__Task input__:

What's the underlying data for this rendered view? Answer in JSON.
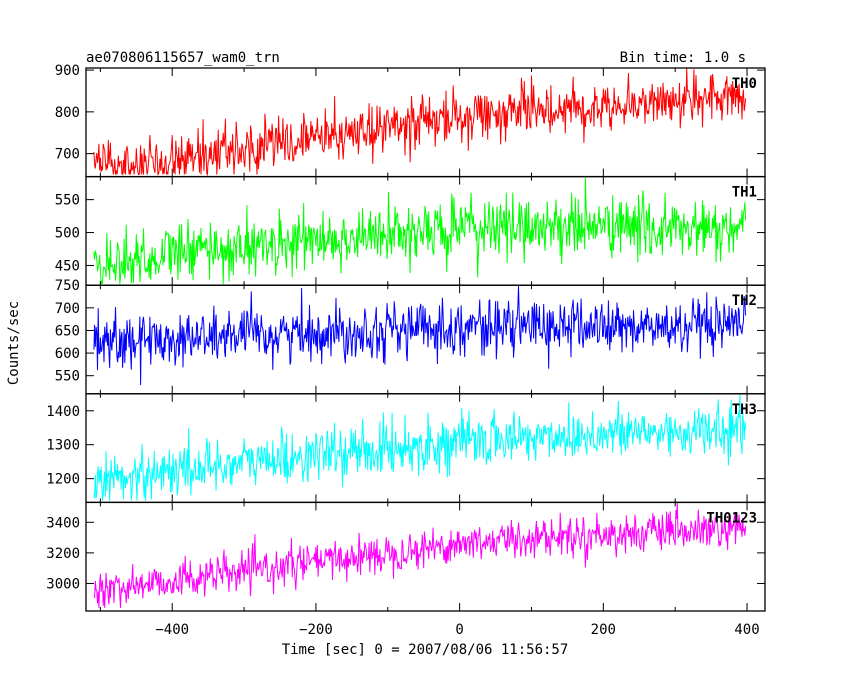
{
  "header": {
    "title": "ae070806115657_wam0_trn",
    "bin_time": "Bin time: 1.0 s"
  },
  "axes": {
    "ylabel": "Counts/sec",
    "xlabel": "Time [sec] 0 = 2007/08/06 11:56:57"
  },
  "chart_data": {
    "type": "line",
    "title": "ae070806115657_wam0_trn",
    "xlabel": "Time [sec] 0 = 2007/08/06 11:56:57",
    "ylabel": "Counts/sec",
    "xlim": [
      -520,
      425
    ],
    "x_range": [
      -509,
      398
    ],
    "bin_time_s": 1.0,
    "x_ticks": [
      -400,
      -200,
      0,
      200,
      400
    ],
    "x_tick_labels": [
      "−400",
      "−200",
      "0",
      "200",
      "400"
    ],
    "panels": [
      {
        "name": "TH0",
        "color": "#ff0000",
        "ylim": [
          645,
          905
        ],
        "y_ticks": [
          700,
          800,
          900
        ],
        "y_tick_labels": [
          "700",
          "800",
          "900"
        ],
        "trend": {
          "x": [
            -509,
            -400,
            -300,
            -200,
            -100,
            0,
            100,
            200,
            300,
            398
          ],
          "y": [
            668,
            690,
            712,
            738,
            762,
            788,
            805,
            815,
            828,
            835
          ]
        },
        "noise_sd": 30,
        "clip": [
          650,
          905
        ]
      },
      {
        "name": "TH1",
        "color": "#00ff00",
        "ylim": [
          420,
          585
        ],
        "y_ticks": [
          450,
          500,
          550
        ],
        "y_tick_labels": [
          "450",
          "500",
          "550"
        ],
        "trend": {
          "x": [
            -509,
            -400,
            -300,
            -200,
            -100,
            0,
            100,
            200,
            300,
            398
          ],
          "y": [
            450,
            468,
            478,
            488,
            496,
            505,
            510,
            510,
            505,
            500
          ]
        },
        "noise_sd": 23,
        "clip": [
          422,
          585
        ]
      },
      {
        "name": "TH2",
        "color": "#0000ff",
        "ylim": [
          510,
          750
        ],
        "y_ticks": [
          550,
          600,
          650,
          700,
          750
        ],
        "y_tick_labels": [
          "550",
          "600",
          "650",
          "700",
          "750"
        ],
        "trend": {
          "x": [
            -509,
            -400,
            -300,
            -200,
            -100,
            0,
            100,
            200,
            300,
            398
          ],
          "y": [
            625,
            632,
            638,
            645,
            652,
            658,
            660,
            658,
            655,
            650
          ]
        },
        "noise_sd": 30,
        "clip": [
          512,
          750
        ]
      },
      {
        "name": "TH3",
        "color": "#00ffff",
        "ylim": [
          1130,
          1450
        ],
        "y_ticks": [
          1200,
          1300,
          1400
        ],
        "y_tick_labels": [
          "1200",
          "1300",
          "1400"
        ],
        "trend": {
          "x": [
            -509,
            -400,
            -300,
            -200,
            -100,
            0,
            100,
            200,
            300,
            398
          ],
          "y": [
            1195,
            1225,
            1248,
            1268,
            1288,
            1308,
            1322,
            1332,
            1338,
            1340
          ]
        },
        "noise_sd": 38,
        "clip": [
          1135,
          1450
        ]
      },
      {
        "name": "TH0123",
        "color": "#ff00ff",
        "ylim": [
          2820,
          3530
        ],
        "y_ticks": [
          3000,
          3200,
          3400
        ],
        "y_tick_labels": [
          "3000",
          "3200",
          "3400"
        ],
        "trend": {
          "x": [
            -509,
            -400,
            -300,
            -200,
            -100,
            0,
            100,
            200,
            300,
            398
          ],
          "y": [
            2950,
            3020,
            3075,
            3140,
            3200,
            3260,
            3300,
            3320,
            3335,
            3345
          ]
        },
        "noise_sd": 62,
        "clip": [
          2840,
          3530
        ]
      }
    ]
  }
}
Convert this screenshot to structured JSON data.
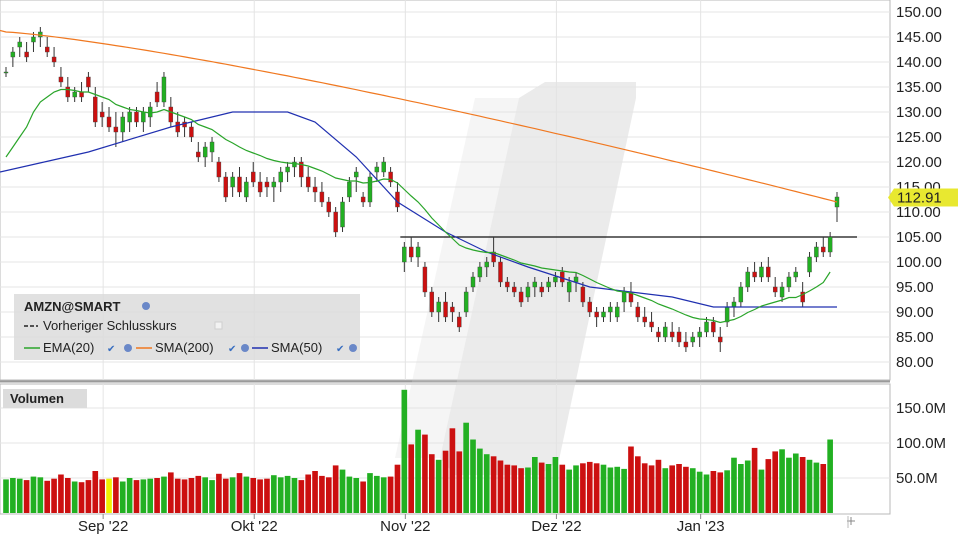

__Exercise instructions__: Omit the pictures and give the material again, exactly and in full.

__Solved exercise__:
What's the underlying data for this rendered view? Answer in JSON.
{
  "header": {
    "title": "ae070806115657_wam0_trn",
    "bin_time": "Bin time: 1.0 s"
  },
  "axes": {
    "ylabel": "Counts/sec",
    "xlabel": "Time [sec] 0 = 2007/08/06 11:56:57"
  },
  "chart_data": {
    "type": "line",
    "title": "ae070806115657_wam0_trn",
    "xlabel": "Time [sec] 0 = 2007/08/06 11:56:57",
    "ylabel": "Counts/sec",
    "xlim": [
      -520,
      425
    ],
    "x_range": [
      -509,
      398
    ],
    "bin_time_s": 1.0,
    "x_ticks": [
      -400,
      -200,
      0,
      200,
      400
    ],
    "x_tick_labels": [
      "−400",
      "−200",
      "0",
      "200",
      "400"
    ],
    "panels": [
      {
        "name": "TH0",
        "color": "#ff0000",
        "ylim": [
          645,
          905
        ],
        "y_ticks": [
          700,
          800,
          900
        ],
        "y_tick_labels": [
          "700",
          "800",
          "900"
        ],
        "trend": {
          "x": [
            -509,
            -400,
            -300,
            -200,
            -100,
            0,
            100,
            200,
            300,
            398
          ],
          "y": [
            668,
            690,
            712,
            738,
            762,
            788,
            805,
            815,
            828,
            835
          ]
        },
        "noise_sd": 30,
        "clip": [
          650,
          905
        ]
      },
      {
        "name": "TH1",
        "color": "#00ff00",
        "ylim": [
          420,
          585
        ],
        "y_ticks": [
          450,
          500,
          550
        ],
        "y_tick_labels": [
          "450",
          "500",
          "550"
        ],
        "trend": {
          "x": [
            -509,
            -400,
            -300,
            -200,
            -100,
            0,
            100,
            200,
            300,
            398
          ],
          "y": [
            450,
            468,
            478,
            488,
            496,
            505,
            510,
            510,
            505,
            500
          ]
        },
        "noise_sd": 23,
        "clip": [
          422,
          585
        ]
      },
      {
        "name": "TH2",
        "color": "#0000ff",
        "ylim": [
          510,
          750
        ],
        "y_ticks": [
          550,
          600,
          650,
          700,
          750
        ],
        "y_tick_labels": [
          "550",
          "600",
          "650",
          "700",
          "750"
        ],
        "trend": {
          "x": [
            -509,
            -400,
            -300,
            -200,
            -100,
            0,
            100,
            200,
            300,
            398
          ],
          "y": [
            625,
            632,
            638,
            645,
            652,
            658,
            660,
            658,
            655,
            650
          ]
        },
        "noise_sd": 30,
        "clip": [
          512,
          750
        ]
      },
      {
        "name": "TH3",
        "color": "#00ffff",
        "ylim": [
          1130,
          1450
        ],
        "y_ticks": [
          1200,
          1300,
          1400
        ],
        "y_tick_labels": [
          "1200",
          "1300",
          "1400"
        ],
        "trend": {
          "x": [
            -509,
            -400,
            -300,
            -200,
            -100,
            0,
            100,
            200,
            300,
            398
          ],
          "y": [
            1195,
            1225,
            1248,
            1268,
            1288,
            1308,
            1322,
            1332,
            1338,
            1340
          ]
        },
        "noise_sd": 38,
        "clip": [
          1135,
          1450
        ]
      },
      {
        "name": "TH0123",
        "color": "#ff00ff",
        "ylim": [
          2820,
          3530
        ],
        "y_ticks": [
          3000,
          3200,
          3400
        ],
        "y_tick_labels": [
          "3000",
          "3200",
          "3400"
        ],
        "trend": {
          "x": [
            -509,
            -400,
            -300,
            -200,
            -100,
            0,
            100,
            200,
            300,
            398
          ],
          "y": [
            2950,
            3020,
            3075,
            3140,
            3200,
            3260,
            3300,
            3320,
            3335,
            3345
          ]
        },
        "noise_sd": 62,
        "clip": [
          2840,
          3530
        ]
      }
    ]
  }
}
Convert this screenshot to structured JSON data.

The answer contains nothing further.